**Exercise:**
How many of the lines below contain "image"? Answer with that number alone.

──────── Records ────────

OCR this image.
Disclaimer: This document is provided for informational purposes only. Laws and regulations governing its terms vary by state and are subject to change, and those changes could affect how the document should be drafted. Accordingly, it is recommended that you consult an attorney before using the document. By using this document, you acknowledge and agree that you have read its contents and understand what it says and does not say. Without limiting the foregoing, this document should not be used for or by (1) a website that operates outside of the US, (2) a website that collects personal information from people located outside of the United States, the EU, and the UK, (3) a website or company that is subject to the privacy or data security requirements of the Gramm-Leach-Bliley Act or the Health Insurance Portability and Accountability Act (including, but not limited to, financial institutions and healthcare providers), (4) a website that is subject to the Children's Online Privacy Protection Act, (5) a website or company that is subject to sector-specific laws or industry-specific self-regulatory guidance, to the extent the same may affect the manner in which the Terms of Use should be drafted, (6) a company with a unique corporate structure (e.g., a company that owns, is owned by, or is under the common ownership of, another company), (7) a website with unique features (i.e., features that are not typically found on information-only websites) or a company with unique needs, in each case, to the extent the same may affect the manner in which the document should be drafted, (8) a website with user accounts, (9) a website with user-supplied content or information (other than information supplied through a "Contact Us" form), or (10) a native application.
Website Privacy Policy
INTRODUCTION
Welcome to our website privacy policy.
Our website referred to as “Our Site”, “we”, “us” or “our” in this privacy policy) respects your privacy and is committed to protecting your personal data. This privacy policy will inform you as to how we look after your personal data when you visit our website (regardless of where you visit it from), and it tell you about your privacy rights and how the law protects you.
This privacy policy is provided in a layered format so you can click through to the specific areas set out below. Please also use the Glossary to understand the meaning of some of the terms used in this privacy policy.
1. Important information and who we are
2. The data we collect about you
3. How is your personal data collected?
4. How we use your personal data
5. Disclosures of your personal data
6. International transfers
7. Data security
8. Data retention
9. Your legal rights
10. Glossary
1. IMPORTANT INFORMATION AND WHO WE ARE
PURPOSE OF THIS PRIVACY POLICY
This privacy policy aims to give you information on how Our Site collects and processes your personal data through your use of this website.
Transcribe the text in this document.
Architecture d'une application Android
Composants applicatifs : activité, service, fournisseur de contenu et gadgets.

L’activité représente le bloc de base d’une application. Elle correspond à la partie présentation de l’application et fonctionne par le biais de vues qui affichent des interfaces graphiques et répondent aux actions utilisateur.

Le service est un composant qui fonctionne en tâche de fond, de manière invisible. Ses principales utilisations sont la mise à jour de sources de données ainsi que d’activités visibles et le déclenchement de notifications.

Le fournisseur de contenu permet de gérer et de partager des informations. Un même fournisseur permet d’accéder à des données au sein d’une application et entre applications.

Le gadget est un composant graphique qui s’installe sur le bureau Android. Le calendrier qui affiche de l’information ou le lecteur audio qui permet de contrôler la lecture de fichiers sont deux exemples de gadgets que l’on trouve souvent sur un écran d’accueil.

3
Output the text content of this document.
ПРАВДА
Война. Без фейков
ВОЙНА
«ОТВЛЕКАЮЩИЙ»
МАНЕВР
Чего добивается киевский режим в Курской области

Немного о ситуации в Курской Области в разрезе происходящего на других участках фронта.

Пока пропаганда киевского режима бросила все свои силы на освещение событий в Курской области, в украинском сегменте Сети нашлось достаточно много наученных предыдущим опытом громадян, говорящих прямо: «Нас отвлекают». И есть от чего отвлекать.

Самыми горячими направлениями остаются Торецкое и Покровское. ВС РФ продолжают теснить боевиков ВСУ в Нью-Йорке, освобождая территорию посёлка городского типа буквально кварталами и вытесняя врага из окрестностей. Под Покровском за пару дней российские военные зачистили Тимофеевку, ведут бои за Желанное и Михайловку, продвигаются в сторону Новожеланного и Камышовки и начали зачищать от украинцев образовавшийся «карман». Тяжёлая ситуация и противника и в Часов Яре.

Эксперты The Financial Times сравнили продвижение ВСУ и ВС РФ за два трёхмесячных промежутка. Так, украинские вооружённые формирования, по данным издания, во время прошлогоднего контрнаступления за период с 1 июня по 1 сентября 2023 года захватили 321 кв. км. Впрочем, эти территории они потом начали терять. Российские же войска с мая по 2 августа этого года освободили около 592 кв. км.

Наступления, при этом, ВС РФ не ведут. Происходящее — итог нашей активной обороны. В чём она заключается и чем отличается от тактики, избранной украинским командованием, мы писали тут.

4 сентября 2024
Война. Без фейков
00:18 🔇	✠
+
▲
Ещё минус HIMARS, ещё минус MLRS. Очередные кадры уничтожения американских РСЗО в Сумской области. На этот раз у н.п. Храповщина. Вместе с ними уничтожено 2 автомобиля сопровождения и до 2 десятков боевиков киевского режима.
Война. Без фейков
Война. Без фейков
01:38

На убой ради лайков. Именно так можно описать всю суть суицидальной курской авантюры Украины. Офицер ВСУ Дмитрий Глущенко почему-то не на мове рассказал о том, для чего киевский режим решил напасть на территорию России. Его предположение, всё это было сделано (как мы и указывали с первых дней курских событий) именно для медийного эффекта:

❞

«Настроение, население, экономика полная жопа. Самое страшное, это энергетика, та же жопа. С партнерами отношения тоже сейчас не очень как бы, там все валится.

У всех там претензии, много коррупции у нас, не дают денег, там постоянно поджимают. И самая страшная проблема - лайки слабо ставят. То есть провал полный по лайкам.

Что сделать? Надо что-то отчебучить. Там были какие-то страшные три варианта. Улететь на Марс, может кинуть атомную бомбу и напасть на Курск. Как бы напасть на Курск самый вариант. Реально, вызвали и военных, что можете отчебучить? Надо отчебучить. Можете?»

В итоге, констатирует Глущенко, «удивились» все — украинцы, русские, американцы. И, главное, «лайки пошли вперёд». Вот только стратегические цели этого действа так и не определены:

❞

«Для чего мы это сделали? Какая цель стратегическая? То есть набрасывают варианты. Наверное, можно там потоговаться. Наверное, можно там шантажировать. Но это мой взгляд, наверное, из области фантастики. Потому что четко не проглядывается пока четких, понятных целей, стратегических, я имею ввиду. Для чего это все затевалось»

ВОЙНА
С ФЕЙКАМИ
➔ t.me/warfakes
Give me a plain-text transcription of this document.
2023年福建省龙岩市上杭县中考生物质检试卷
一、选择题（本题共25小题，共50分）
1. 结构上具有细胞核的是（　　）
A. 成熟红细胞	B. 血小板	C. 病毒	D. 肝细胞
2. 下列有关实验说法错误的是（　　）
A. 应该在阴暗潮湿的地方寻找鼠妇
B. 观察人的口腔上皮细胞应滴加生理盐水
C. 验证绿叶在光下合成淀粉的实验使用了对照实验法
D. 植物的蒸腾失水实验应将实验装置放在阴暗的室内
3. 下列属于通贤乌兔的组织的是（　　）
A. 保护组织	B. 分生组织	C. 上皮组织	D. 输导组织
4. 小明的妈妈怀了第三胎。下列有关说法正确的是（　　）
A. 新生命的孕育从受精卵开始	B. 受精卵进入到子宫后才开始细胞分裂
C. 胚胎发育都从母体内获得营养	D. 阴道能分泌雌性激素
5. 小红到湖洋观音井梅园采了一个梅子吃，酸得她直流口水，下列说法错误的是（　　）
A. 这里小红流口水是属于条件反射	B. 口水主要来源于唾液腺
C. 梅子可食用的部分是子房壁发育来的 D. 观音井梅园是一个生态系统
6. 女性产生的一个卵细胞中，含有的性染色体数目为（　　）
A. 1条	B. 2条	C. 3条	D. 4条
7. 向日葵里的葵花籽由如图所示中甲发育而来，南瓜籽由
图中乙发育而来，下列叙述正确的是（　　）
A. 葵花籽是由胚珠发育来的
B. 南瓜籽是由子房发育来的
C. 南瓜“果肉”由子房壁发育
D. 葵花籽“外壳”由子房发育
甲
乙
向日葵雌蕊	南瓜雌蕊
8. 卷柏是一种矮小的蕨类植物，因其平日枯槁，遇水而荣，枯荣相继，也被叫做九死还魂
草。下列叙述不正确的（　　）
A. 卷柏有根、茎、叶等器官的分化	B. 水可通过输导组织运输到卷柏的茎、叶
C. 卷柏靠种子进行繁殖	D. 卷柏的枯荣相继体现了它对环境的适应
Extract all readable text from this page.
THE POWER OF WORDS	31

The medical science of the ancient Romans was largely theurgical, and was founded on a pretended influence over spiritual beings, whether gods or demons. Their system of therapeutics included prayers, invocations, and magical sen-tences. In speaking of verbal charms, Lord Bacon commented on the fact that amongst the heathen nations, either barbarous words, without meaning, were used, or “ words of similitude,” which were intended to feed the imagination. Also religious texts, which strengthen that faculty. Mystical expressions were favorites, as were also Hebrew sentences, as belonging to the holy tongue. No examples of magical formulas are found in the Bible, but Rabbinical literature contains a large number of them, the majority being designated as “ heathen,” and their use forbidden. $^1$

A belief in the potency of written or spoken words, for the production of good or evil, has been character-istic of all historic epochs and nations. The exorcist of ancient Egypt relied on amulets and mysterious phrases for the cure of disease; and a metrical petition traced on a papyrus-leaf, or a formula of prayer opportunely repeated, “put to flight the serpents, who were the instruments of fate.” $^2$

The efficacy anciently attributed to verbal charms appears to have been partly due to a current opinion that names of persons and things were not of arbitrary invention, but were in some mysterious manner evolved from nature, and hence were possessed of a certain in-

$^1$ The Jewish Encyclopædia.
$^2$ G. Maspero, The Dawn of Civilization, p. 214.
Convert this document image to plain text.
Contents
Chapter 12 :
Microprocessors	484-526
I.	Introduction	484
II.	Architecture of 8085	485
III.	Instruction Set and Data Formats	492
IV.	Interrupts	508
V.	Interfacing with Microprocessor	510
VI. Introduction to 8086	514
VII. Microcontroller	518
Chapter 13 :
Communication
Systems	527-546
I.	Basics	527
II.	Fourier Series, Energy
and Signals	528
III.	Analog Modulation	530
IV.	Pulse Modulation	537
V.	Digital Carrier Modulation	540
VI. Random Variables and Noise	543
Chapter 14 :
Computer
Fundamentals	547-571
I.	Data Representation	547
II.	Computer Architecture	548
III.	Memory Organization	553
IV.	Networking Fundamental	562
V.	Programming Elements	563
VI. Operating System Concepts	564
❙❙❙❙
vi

────────

**Reply:**
2